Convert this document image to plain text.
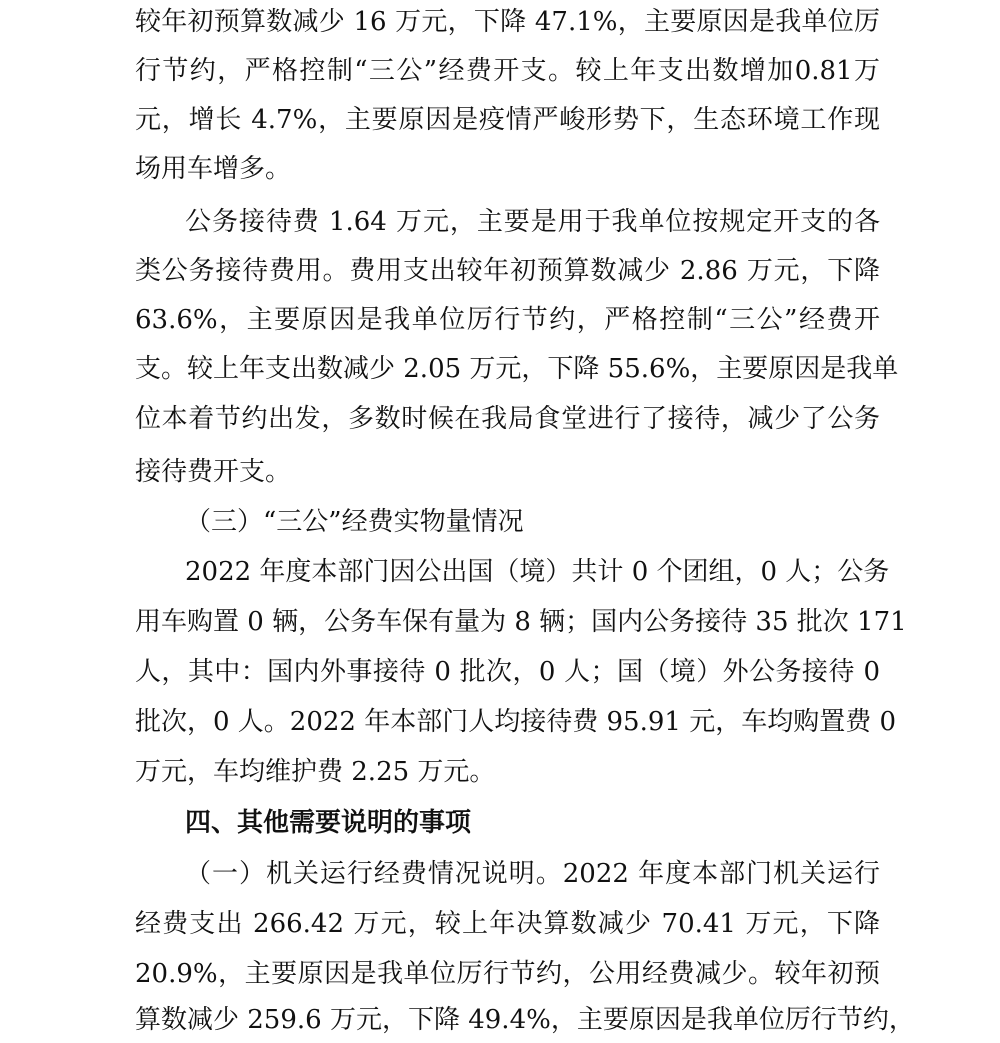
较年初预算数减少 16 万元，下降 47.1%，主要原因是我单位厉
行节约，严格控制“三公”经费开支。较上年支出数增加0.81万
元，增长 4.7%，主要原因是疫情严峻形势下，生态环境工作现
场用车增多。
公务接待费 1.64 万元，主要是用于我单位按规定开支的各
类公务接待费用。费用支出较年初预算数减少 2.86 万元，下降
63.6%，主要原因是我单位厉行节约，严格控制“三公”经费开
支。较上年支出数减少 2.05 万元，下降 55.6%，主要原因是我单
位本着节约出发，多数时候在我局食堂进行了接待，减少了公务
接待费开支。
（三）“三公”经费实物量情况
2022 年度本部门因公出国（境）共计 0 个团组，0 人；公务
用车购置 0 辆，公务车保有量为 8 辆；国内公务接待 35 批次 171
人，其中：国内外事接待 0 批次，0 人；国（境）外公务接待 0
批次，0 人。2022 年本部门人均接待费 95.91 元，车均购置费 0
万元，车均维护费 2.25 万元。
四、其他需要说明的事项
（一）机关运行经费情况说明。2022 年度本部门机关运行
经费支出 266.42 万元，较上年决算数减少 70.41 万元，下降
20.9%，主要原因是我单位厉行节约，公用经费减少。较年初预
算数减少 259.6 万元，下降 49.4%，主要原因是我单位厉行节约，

· · · · ·

* **What is required**:
Pick out all the lines with the word "主要原因是我单位厉行节约" in them and copy them.

* **Exercise output**:
63.6%，主要原因是我单位厉行节约，严格控制“三公”经费开
20.9%，主要原因是我单位厉行节约，公用经费减少。较年初预
算数减少 259.6 万元，下降 49.4%，主要原因是我单位厉行节约，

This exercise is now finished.